> [WHAT YOU ARE ASKED TO DO]: From the line that contains "Read this page and output its text content." to the last line of the data below, transcribe every line exactly. Do not include the pictures.

> [Items from a dataset]:
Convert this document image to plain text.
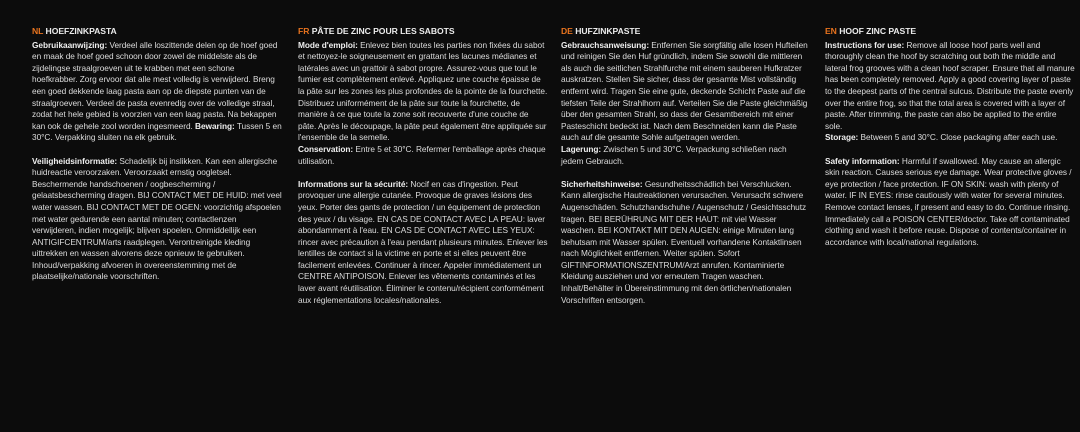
NL HOEFZINKPASTA

Gebruikaanwijzing: Verdeel alle loszittende delen op de hoef goed en maak de hoef goed schoon door zowel de middelste als de zijdelingse straalgroeven uit te krabben met een schone hoefkrabber. Zorg ervoor dat alle mest volledig is verwijderd. Breng een goed dekkende laag pasta aan op de diepste punten van de straalgroeven. Verdeel de pasta evenredig over de volledige straal, zodat het hele gebied is voorzien van een laag pasta. Na bekappen kan ook de gehele zool worden ingesmeerd. Bewaring: Tussen 5 en 30°C. Verpakking sluiten na elk gebruik.

Veiligheidsinformatie: Schadelijk bij inslikken. Kan een allergische huidreactie veroorzaken. Veroorzaakt ernstig oogletsel. Beschermende handschoenen / oogbescherming / gelaatsbescherming dragen. BIJ CONTACT MET DE HUID: met veel water wassen. BIJ CONTACT MET DE OGEN: voorzichtig afspoelen met water gedurende een aantal minuten; contactlenzen verwijderen, indien mogelijk; blijven spoelen. Onmiddellijk een ANTIGIFCENTRUM/arts raadplegen. Verontreinigde kleding uittrekken en wassen alvorens deze opnieuw te gebruiken. Inhoud/verpakking afvoeren in overeenstemming met de plaatselijke/nationale voorschriften.

FR PÂTE DE ZINC POUR LES SABOTS

Mode d'emploi: Enlevez bien toutes les parties non fixées du sabot et nettoyez-le soigneusement en grattant les lacunes médianes et latérales avec un grattoir à sabot propre. Assurez-vous que tout le fumier est complètement enlevé. Appliquez une couche épaisse de la pâte sur les zones les plus profondes de la pointe de la fourchette. Distribuez uniformément de la pâte sur toute la fourchette, de manière à ce que toute la zone soit recouverte d'une couche de pâte. Après le découpage, la pâte peut également être appliquée sur l'ensemble de la semelle.
Conservation: Entre 5 et 30°C. Refermer l'emballage après chaque utilisation.

Informations sur la sécurité: Nocif en cas d'ingestion. Peut provoquer une allergie cutanée. Provoque de graves lésions des yeux. Porter des gants de protection / un équipement de protection des yeux / du visage. EN CAS DE CONTACT AVEC LA PEAU: laver abondamment à l'eau. EN CAS DE CONTACT AVEC LES YEUX: rincer avec précaution à l'eau pendant plusieurs minutes. Enlever les lentilles de contact si la victime en porte et si elles peuvent être facilement enlevées. Continuer à rincer. Appeler immédiatement un CENTRE ANTIPOISON. Enlever les vêtements contaminés et les laver avant réutilisation. Éliminer le contenu/récipient conformément aux réglementations locales/nationales.

DE HUFZINKPASTE

Gebrauchsanweisung: Entfernen Sie sorgfältig alle losen Hufteilen und reinigen Sie den Huf gründlich, indem Sie sowohl die mittleren als auch die seitlichen Strahlfurche mit einem sauberen Hufkratzer auskratzen. Stellen Sie sicher, dass der gesamte Mist vollständig entfernt wird. Tragen Sie eine gute, deckende Schicht Paste auf die tiefsten Teile der Strahlhorn auf. Verteilen Sie die Paste gleichmäßig über den gesamten Strahl, so dass der Gesamtbereich mit einer Pasteschicht bedeckt ist. Nach dem Beschneiden kann die Paste auch auf die gesamte Sohle aufgetragen werden.
Lagerung: Zwischen 5 und 30°C. Verpackung schließen nach jedem Gebrauch.

Sicherheitshinweise: Gesundheitsschädlich bei Verschlucken. Kann allergische Hautreaktionen verursachen. Verursacht schwere Augenschäden. Schutzhandschuhe / Augenschutz / Gesichtsschutz tragen. BEI BERÜHRUNG MIT DER HAUT: mit viel Wasser waschen. BEI KONTAKT MIT DEN AUGEN: einige Minuten lang behutsam mit Wasser spülen. Eventuell vorhandene Kontaktlinsen nach Möglichkeit entfernen. Weiter spülen. Sofort GIFTINFORMATIONSZENTRUM/Arzt anrufen. Kontaminierte Kleidung ausziehen und vor erneutem Tragen waschen. Inhalt/Behälter in Übereinstimmung mit den örtlichen/nationalen Vorschriften entsorgen.

EN HOOF ZINC PASTE

Instructions for use: Remove all loose hoof parts well and thoroughly clean the hoof by scratching out both the middle and lateral frog grooves with a clean hoof scraper. Ensure that all manure has been completely removed. Apply a good covering layer of paste to the deepest parts of the central sulcus. Distribute the paste evenly over the entire frog, so that the total area is covered with a layer of paste. After trimming, the paste can also be applied to the entire sole.
Storage: Between 5 and 30°C. Close packaging after each use.

Safety information: Harmful if swallowed. May cause an allergic skin reaction. Causes serious eye damage. Wear protective gloves / eye protection / face protection. IF ON SKIN: wash with plenty of water. IF IN EYES: rinse cautiously with water for several minutes. Remove contact lenses, if present and easy to do. Continue rinsing. Immediately call a POISON CENTER/doctor. Take off contaminated clothing and wash it before reuse. Dispose of contents/container in accordance with local/national regulations.
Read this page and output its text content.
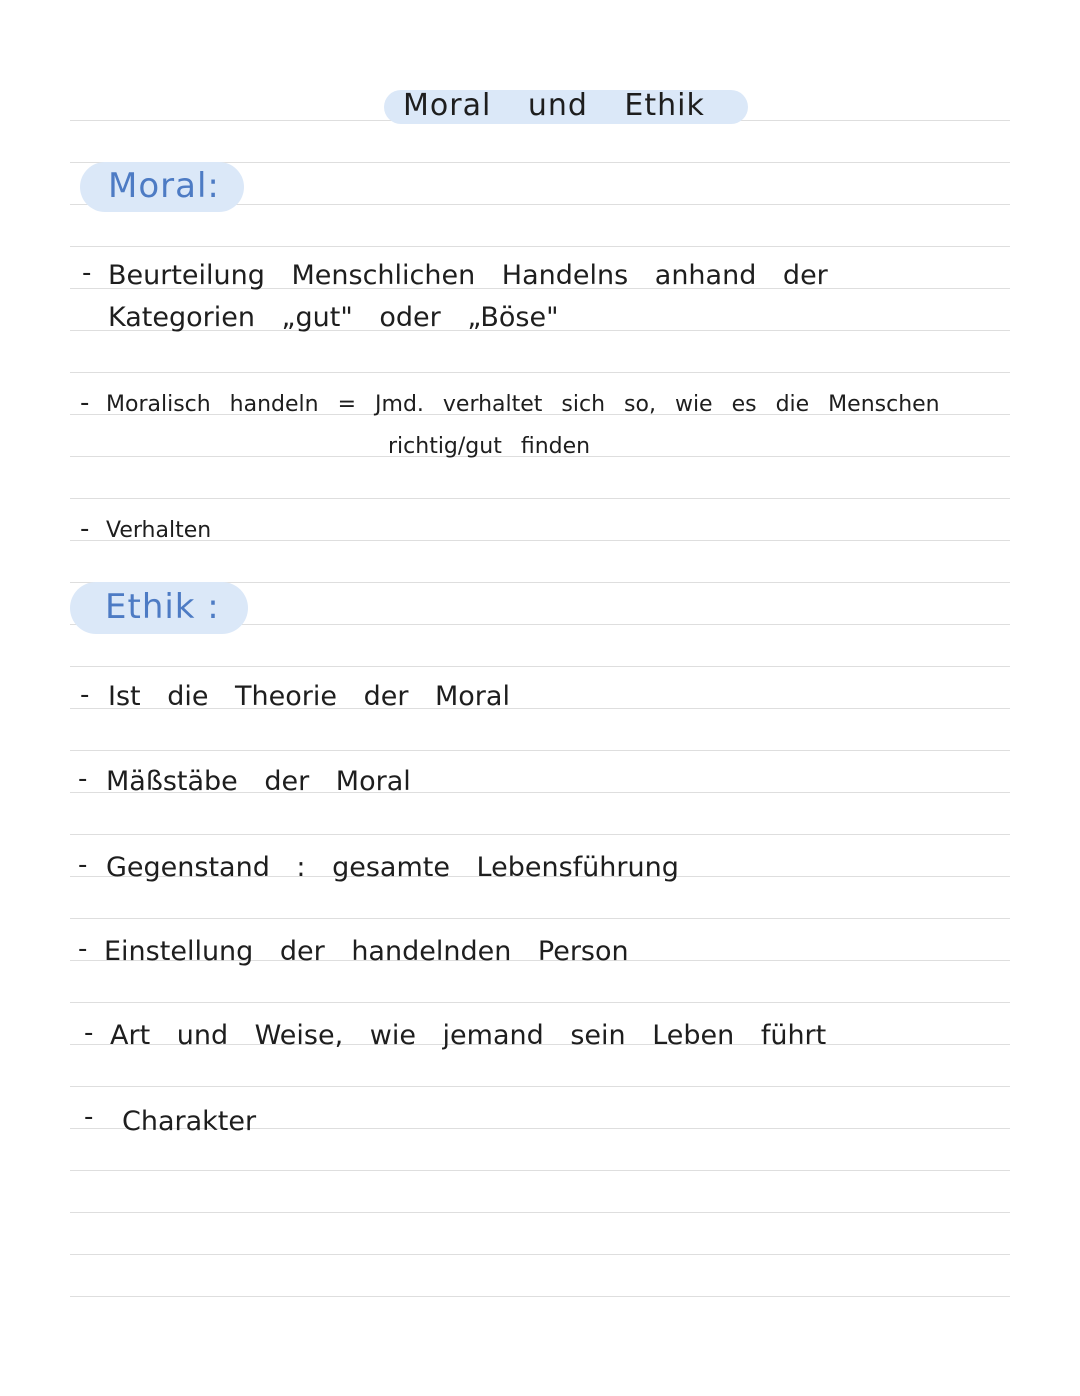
Moral und Ethik
Moral:
- Beurteilung Menschlichen Handelns anhand der
Kategorien „gut" oder „Böse"
- Moralisch handeln = Jmd. verhaltet sich so, wie es die Menschen
richtig/gut finden
- Verhalten
Ethik :
- Ist die Theorie der Moral
- Mäßstäbe der Moral
- Gegenstand : gesamte Lebensführung
- Einstellung der handelnden Person
- Art und Weise, wie jemand sein Leben führt
- Charakter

> [THE RESULT]:
Read this page and output its text content.
Moral und Ethik
Moral:
- Beurteilung Menschlichen Handelns anhand der
Kategorien „gut" oder „Böse"
- Moralisch handeln = Jmd. verhaltet sich so, wie es die Menschen
richtig/gut finden
- Verhalten
Ethik :
- Ist die Theorie der Moral
- Mäßstäbe der Moral
- Gegenstand : gesamte Lebensführung
- Einstellung der handelnden Person
- Art und Weise, wie jemand sein Leben führt
- Charakter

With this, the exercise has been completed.